╭─ Paginafragment

De griffier van de vaste commissie voor Justitie,

De Gier

BIJLAGE 2

Aan de Voorzitter van de Tweede Kamer der Staten-Generaal t.a.v. de vaste commissie voor Justitie

's-Gravenhage, 23 mei 1995

De vaste commissie voor Justitie merkt op dat de door haar gestelde vragen over de notitie verkeersaansprakelijkheid (21 528) nog steeds niet zijn beantwoord.

Vooropgesteld moet worden dat informeel met de praktijk heeft uitgewezen dat voor de beantwoording van het merendeel van de vragen van de vaste commissie de benodigde gegevens niet zonder meer voor handen zijn.

╰─

(Opdracht):
Beantwoord met behulp van het paginafragment:
1. Wie is griffier van de vaste commissie voor Justitie?
2. Welke datum staat bij "'s-Gravenhage"?
3. Over welke notitie zijn de vragen van de commissie nog niet beantwoord?
Het materiaal dat volgt staat los van het paginafragment.

╭─ Datasetfragmenten

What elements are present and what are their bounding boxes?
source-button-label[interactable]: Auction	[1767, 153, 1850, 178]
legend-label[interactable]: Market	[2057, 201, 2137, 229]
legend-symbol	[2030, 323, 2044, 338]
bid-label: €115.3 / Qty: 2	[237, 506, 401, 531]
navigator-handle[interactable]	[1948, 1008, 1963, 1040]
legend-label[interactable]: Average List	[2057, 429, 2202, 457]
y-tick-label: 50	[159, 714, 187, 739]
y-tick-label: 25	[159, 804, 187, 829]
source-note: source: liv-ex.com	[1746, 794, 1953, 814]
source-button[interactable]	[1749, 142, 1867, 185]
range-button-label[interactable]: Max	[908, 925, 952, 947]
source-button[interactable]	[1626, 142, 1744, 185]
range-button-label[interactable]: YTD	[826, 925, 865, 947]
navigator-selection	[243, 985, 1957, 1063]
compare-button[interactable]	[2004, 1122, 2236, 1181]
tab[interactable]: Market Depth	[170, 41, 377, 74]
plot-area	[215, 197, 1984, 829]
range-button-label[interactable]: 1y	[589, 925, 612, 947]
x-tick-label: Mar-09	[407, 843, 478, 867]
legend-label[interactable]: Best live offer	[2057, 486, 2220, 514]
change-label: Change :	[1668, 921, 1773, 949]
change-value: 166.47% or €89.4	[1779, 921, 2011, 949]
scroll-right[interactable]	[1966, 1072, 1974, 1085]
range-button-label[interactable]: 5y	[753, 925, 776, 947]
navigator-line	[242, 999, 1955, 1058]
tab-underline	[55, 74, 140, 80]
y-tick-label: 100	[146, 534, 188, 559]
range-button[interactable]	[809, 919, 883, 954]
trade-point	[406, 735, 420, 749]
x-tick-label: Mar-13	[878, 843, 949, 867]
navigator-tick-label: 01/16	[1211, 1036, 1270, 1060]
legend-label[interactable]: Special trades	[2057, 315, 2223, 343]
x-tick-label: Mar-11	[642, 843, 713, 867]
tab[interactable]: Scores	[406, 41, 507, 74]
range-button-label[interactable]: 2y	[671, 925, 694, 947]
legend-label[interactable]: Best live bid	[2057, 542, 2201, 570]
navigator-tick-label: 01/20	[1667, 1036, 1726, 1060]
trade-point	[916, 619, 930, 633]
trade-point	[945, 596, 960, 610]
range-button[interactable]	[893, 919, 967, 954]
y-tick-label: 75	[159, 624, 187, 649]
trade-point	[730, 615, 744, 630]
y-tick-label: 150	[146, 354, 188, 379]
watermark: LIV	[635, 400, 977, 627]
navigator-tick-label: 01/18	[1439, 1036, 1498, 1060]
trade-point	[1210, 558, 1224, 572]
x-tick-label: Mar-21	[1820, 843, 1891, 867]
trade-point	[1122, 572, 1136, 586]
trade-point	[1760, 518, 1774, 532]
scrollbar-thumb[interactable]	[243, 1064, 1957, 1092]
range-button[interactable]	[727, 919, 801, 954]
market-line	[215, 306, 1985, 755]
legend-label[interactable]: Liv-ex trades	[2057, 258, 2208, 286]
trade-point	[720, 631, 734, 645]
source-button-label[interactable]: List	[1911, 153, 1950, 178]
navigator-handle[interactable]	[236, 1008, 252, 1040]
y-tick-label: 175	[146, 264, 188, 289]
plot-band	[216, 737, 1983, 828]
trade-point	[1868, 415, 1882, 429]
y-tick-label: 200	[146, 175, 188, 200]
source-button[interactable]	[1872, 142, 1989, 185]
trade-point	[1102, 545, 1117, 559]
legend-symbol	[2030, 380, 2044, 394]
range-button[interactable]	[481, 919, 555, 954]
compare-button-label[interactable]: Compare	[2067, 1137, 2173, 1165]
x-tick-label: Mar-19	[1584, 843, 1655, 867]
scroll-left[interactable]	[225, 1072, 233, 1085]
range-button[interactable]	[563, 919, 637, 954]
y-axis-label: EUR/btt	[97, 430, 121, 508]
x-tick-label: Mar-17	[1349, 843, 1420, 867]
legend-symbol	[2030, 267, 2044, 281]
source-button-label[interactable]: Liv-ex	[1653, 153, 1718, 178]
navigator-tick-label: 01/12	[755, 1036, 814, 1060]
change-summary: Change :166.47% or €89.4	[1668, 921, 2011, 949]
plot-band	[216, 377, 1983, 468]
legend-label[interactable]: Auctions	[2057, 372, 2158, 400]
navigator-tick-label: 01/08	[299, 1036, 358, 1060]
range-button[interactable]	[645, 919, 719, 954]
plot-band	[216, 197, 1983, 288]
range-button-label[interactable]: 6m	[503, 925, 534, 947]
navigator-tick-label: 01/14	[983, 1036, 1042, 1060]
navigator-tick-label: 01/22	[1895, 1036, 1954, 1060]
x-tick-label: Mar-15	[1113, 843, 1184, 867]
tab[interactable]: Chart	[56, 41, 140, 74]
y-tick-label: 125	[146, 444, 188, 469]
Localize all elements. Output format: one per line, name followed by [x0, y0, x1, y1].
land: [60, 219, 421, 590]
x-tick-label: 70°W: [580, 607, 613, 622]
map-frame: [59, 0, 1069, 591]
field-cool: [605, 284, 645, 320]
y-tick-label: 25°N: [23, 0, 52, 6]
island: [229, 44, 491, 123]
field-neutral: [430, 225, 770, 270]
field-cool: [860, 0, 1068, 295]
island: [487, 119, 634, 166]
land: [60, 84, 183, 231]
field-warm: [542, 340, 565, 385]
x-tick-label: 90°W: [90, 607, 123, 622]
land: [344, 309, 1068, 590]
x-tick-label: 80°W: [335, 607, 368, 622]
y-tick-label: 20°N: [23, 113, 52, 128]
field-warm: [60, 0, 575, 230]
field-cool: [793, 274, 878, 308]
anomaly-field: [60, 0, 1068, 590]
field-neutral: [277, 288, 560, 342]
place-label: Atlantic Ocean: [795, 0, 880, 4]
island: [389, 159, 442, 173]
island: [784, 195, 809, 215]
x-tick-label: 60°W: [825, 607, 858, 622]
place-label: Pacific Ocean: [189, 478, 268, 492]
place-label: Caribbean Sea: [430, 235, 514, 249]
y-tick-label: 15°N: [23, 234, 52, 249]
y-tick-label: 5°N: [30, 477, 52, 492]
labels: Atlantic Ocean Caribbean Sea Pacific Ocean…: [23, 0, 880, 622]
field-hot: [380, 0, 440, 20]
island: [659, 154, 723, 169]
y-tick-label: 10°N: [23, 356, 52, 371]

╰─

(Antwoord):
1. De Gier
2. 23 mei 1995
3. De notitie verkeersaansprakelijkheid (21 528)